◆ Data provided ◆
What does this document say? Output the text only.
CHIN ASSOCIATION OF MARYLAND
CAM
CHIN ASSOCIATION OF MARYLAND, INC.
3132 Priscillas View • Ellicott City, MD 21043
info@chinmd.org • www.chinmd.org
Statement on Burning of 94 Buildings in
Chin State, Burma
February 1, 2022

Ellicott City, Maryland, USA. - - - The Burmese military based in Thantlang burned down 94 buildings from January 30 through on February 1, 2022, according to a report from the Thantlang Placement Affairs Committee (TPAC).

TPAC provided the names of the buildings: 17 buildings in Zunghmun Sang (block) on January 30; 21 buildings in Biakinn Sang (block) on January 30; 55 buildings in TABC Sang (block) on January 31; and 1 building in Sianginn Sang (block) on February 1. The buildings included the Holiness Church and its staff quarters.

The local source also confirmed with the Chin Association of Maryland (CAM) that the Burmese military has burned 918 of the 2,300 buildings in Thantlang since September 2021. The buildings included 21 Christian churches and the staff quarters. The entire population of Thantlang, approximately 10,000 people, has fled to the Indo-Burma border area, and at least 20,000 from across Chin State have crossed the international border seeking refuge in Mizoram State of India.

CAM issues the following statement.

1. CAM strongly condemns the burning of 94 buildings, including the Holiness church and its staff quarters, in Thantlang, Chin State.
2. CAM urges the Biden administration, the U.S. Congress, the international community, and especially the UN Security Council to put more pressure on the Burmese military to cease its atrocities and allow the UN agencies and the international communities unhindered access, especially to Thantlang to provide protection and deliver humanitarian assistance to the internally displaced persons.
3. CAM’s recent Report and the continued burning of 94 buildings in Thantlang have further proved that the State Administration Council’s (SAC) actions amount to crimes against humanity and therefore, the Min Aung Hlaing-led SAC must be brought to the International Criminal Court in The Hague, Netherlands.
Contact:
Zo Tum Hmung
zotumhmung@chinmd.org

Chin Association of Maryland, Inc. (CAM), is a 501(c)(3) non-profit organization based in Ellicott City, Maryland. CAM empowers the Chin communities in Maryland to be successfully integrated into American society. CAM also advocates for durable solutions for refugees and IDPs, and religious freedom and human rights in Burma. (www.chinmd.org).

◆ Your objective ◆
Write out the data again, exactly and in full.

◆ Reply to the task ◆
What does this document say? Output the text only.
CHIN ASSOCIATION OF MARYLAND
CAM
CHIN ASSOCIATION OF MARYLAND, INC.
3132 Priscillas View • Ellicott City, MD 21043
info@chinmd.org • www.chinmd.org
Statement on Burning of 94 Buildings in
Chin State, Burma
February 1, 2022

Ellicott City, Maryland, USA. - - - The Burmese military based in Thantlang burned down 94 buildings from January 30 through on February 1, 2022, according to a report from the Thantlang Placement Affairs Committee (TPAC).

TPAC provided the names of the buildings: 17 buildings in Zunghmun Sang (block) on January 30; 21 buildings in Biakinn Sang (block) on January 30; 55 buildings in TABC Sang (block) on January 31; and 1 building in Sianginn Sang (block) on February 1. The buildings included the Holiness Church and its staff quarters.

The local source also confirmed with the Chin Association of Maryland (CAM) that the Burmese military has burned 918 of the 2,300 buildings in Thantlang since September 2021. The buildings included 21 Christian churches and the staff quarters. The entire population of Thantlang, approximately 10,000 people, has fled to the Indo-Burma border area, and at least 20,000 from across Chin State have crossed the international border seeking refuge in Mizoram State of India.

CAM issues the following statement.

1. CAM strongly condemns the burning of 94 buildings, including the Holiness church and its staff quarters, in Thantlang, Chin State.
2. CAM urges the Biden administration, the U.S. Congress, the international community, and especially the UN Security Council to put more pressure on the Burmese military to cease its atrocities and allow the UN agencies and the international communities unhindered access, especially to Thantlang to provide protection and deliver humanitarian assistance to the internally displaced persons.
3. CAM’s recent Report and the continued burning of 94 buildings in Thantlang have further proved that the State Administration Council’s (SAC) actions amount to crimes against humanity and therefore, the Min Aung Hlaing-led SAC must be brought to the International Criminal Court in The Hague, Netherlands.
Contact:
Zo Tum Hmung
zotumhmung@chinmd.org

Chin Association of Maryland, Inc. (CAM), is a 501(c)(3) non-profit organization based in Ellicott City, Maryland. CAM empowers the Chin communities in Maryland to be successfully integrated into American society. CAM also advocates for durable solutions for refugees and IDPs, and religious freedom and human rights in Burma. (www.chinmd.org).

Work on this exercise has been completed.